Transcribe every line, keeping it exact.
BEGIN RECORDS FOR PROCESSING
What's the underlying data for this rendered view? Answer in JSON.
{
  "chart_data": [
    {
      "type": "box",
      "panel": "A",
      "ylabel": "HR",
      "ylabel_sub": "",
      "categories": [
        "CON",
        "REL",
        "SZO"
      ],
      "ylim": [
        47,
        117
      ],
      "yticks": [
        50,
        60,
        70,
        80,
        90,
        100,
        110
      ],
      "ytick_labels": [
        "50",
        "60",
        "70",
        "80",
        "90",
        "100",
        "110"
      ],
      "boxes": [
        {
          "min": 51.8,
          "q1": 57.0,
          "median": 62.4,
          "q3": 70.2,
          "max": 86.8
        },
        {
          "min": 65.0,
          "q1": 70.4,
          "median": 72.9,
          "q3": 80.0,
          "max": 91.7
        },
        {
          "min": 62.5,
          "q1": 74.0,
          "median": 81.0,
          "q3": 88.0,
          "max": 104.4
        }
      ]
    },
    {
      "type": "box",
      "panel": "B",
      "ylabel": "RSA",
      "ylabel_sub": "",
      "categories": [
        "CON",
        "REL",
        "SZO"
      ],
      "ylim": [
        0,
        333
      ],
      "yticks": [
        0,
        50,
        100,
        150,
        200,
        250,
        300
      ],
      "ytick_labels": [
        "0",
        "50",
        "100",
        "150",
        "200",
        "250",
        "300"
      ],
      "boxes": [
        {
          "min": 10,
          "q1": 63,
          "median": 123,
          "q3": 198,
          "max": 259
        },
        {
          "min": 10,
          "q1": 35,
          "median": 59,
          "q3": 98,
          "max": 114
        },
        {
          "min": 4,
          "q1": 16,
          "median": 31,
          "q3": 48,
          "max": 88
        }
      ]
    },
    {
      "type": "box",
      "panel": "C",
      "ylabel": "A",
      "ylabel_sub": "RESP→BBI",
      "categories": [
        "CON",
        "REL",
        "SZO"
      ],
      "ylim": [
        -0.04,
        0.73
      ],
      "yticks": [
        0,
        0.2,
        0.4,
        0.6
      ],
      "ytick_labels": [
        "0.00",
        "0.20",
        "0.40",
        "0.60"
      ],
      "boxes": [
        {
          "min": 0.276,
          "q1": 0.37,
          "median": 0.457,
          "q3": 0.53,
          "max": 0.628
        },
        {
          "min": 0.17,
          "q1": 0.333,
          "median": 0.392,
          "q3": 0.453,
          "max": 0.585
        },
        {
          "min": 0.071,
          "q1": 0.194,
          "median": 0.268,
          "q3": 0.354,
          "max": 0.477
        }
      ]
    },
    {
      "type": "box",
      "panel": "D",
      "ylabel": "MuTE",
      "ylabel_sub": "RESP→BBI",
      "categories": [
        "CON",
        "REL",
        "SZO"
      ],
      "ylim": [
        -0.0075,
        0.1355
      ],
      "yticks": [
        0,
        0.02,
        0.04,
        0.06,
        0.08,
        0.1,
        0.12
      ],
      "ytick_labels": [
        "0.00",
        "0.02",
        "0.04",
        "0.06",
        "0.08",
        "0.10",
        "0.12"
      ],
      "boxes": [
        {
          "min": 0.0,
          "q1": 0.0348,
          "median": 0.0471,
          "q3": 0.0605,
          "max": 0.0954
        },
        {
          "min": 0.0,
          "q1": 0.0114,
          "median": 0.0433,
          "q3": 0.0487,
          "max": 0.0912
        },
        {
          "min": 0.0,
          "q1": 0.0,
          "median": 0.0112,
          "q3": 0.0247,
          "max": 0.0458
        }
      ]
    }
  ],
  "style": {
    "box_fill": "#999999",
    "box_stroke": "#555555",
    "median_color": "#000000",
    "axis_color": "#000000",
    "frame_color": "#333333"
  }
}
END RECORDS FOR PROCESSING
- _TASK RESULT_:
What's the underlying data for this rendered view? Answer in JSON.
{
  "chart_data": [
    {
      "type": "box",
      "panel": "A",
      "ylabel": "HR",
      "ylabel_sub": "",
      "categories": [
        "CON",
        "REL",
        "SZO"
      ],
      "ylim": [
        47,
        117
      ],
      "yticks": [
        50,
        60,
        70,
        80,
        90,
        100,
        110
      ],
      "ytick_labels": [
        "50",
        "60",
        "70",
        "80",
        "90",
        "100",
        "110"
      ],
      "boxes": [
        {
          "min": 51.8,
          "q1": 57.0,
          "median": 62.4,
          "q3": 70.2,
          "max": 86.8
        },
        {
          "min": 65.0,
          "q1": 70.4,
          "median": 72.9,
          "q3": 80.0,
          "max": 91.7
        },
        {
          "min": 62.5,
          "q1": 74.0,
          "median": 81.0,
          "q3": 88.0,
          "max": 104.4
        }
      ]
    },
    {
      "type": "box",
      "panel": "B",
      "ylabel": "RSA",
      "ylabel_sub": "",
      "categories": [
        "CON",
        "REL",
        "SZO"
      ],
      "ylim": [
        0,
        333
      ],
      "yticks": [
        0,
        50,
        100,
        150,
        200,
        250,
        300
      ],
      "ytick_labels": [
        "0",
        "50",
        "100",
        "150",
        "200",
        "250",
        "300"
      ],
      "boxes": [
        {
          "min": 10,
          "q1": 63,
          "median": 123,
          "q3": 198,
          "max": 259
        },
        {
          "min": 10,
          "q1": 35,
          "median": 59,
          "q3": 98,
          "max": 114
        },
        {
          "min": 4,
          "q1": 16,
          "median": 31,
          "q3": 48,
          "max": 88
        }
      ]
    },
    {
      "type": "box",
      "panel": "C",
      "ylabel": "A",
      "ylabel_sub": "RESP→BBI",
      "categories": [
        "CON",
        "REL",
        "SZO"
      ],
      "ylim": [
        -0.04,
        0.73
      ],
      "yticks": [
        0,
        0.2,
        0.4,
        0.6
      ],
      "ytick_labels": [
        "0.00",
        "0.20",
        "0.40",
        "0.60"
      ],
      "boxes": [
        {
          "min": 0.276,
          "q1": 0.37,
          "median": 0.457,
          "q3": 0.53,
          "max": 0.628
        },
        {
          "min": 0.17,
          "q1": 0.333,
          "median": 0.392,
          "q3": 0.453,
          "max": 0.585
        },
        {
          "min": 0.071,
          "q1": 0.194,
          "median": 0.268,
          "q3": 0.354,
          "max": 0.477
        }
      ]
    },
    {
      "type": "box",
      "panel": "D",
      "ylabel": "MuTE",
      "ylabel_sub": "RESP→BBI",
      "categories": [
        "CON",
        "REL",
        "SZO"
      ],
      "ylim": [
        -0.0075,
        0.1355
      ],
      "yticks": [
        0,
        0.02,
        0.04,
        0.06,
        0.08,
        0.1,
        0.12
      ],
      "ytick_labels": [
        "0.00",
        "0.02",
        "0.04",
        "0.06",
        "0.08",
        "0.10",
        "0.12"
      ],
      "boxes": [
        {
          "min": 0.0,
          "q1": 0.0348,
          "median": 0.0471,
          "q3": 0.0605,
          "max": 0.0954
        },
        {
          "min": 0.0,
          "q1": 0.0114,
          "median": 0.0433,
          "q3": 0.0487,
          "max": 0.0912
        },
        {
          "min": 0.0,
          "q1": 0.0,
          "median": 0.0112,
          "q3": 0.0247,
          "max": 0.0458
        }
      ]
    }
  ],
  "style": {
    "box_fill": "#999999",
    "box_stroke": "#555555",
    "median_color": "#000000",
    "axis_color": "#000000",
    "frame_color": "#333333"
  }
}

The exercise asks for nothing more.